Search the material for the word "다운로드" and report each line where it turns up.
--- Start of Data ---
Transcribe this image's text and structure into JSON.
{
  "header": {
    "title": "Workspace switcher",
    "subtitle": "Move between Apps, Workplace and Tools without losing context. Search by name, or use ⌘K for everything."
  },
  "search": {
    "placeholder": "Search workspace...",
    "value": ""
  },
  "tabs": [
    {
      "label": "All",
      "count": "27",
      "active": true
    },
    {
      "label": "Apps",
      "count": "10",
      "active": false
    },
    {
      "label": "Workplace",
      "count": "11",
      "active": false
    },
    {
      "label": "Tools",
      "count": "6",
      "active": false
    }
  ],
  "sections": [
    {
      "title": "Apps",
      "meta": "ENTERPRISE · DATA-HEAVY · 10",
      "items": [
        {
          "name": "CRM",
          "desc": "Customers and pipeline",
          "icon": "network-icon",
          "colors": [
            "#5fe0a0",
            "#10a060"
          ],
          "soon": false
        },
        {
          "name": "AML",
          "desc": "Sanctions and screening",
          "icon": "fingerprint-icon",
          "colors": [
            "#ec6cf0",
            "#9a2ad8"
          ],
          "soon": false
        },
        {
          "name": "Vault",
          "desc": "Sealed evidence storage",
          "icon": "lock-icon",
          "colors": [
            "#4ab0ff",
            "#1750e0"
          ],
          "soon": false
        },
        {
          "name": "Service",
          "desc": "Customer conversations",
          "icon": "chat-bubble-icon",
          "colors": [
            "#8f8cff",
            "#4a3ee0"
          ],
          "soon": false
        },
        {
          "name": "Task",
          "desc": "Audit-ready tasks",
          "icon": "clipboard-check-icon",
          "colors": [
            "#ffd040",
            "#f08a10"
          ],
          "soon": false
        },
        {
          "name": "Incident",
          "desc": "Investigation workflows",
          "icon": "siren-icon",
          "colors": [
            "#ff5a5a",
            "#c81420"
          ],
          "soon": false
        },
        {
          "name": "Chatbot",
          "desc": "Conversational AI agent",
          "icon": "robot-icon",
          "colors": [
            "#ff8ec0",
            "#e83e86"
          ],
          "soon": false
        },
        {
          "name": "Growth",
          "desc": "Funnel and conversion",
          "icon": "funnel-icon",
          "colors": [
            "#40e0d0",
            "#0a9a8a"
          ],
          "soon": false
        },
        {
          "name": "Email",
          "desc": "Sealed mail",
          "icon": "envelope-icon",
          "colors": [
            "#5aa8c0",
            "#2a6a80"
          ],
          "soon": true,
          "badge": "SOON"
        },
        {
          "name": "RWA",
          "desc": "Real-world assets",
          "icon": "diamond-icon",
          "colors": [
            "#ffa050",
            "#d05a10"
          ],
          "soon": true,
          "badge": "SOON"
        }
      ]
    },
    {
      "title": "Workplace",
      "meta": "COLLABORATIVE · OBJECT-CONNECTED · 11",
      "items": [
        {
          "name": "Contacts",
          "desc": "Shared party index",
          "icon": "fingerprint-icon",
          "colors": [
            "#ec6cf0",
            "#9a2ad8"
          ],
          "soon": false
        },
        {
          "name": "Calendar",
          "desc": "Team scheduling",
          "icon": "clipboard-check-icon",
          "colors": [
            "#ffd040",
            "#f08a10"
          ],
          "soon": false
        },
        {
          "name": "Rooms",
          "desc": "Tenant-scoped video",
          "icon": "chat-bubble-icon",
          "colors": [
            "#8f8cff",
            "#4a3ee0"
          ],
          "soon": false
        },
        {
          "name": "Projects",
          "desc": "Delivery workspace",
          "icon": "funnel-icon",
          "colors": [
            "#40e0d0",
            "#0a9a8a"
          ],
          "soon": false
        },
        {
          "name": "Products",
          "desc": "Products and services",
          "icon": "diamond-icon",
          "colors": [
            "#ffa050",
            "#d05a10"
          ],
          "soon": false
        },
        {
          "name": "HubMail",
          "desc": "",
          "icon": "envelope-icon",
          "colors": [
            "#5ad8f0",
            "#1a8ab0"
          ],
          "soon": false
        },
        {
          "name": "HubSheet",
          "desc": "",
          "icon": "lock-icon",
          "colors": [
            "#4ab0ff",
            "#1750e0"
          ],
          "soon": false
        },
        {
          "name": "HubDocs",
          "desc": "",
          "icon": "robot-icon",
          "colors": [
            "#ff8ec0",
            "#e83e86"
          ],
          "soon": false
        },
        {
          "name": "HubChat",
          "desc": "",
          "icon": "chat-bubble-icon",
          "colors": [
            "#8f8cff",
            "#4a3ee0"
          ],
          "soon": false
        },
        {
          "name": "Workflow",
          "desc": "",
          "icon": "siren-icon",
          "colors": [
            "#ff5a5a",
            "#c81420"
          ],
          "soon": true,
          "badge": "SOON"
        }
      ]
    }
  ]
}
--- End of Data ---
--- Start of Data ---
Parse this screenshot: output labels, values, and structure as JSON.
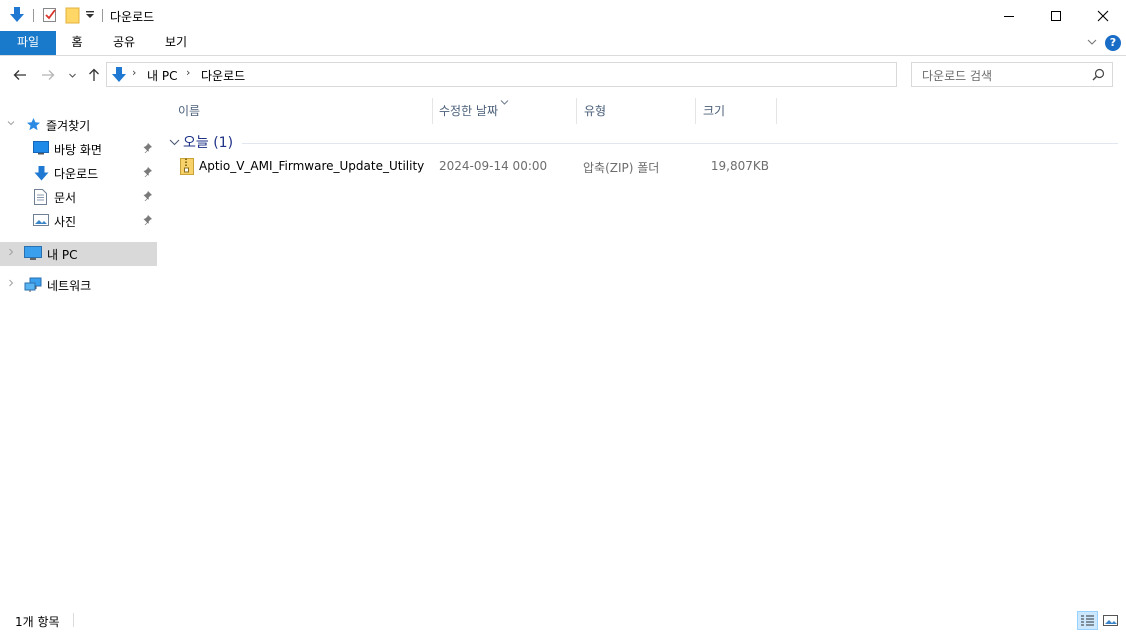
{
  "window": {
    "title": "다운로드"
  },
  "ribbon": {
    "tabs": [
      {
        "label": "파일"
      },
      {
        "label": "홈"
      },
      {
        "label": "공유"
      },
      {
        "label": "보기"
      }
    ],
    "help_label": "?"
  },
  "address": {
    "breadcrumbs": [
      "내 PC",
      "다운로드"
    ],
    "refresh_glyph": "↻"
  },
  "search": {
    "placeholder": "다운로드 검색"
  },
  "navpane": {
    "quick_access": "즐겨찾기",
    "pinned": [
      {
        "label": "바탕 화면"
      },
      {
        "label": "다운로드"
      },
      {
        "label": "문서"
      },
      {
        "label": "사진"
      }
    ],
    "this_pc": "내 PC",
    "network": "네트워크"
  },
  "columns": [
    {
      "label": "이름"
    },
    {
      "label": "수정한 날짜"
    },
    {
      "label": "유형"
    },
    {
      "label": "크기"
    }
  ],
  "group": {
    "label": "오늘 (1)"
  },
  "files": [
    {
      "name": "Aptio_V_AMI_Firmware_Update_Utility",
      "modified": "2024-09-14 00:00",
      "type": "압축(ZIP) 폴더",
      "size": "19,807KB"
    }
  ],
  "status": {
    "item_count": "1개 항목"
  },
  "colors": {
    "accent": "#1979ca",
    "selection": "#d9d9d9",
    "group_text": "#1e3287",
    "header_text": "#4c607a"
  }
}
--- End of Data ---
__Correct response__.
    "title": "다운로드"
      "다운로드"
    "placeholder": "다운로드 검색"
        "label": "다운로드"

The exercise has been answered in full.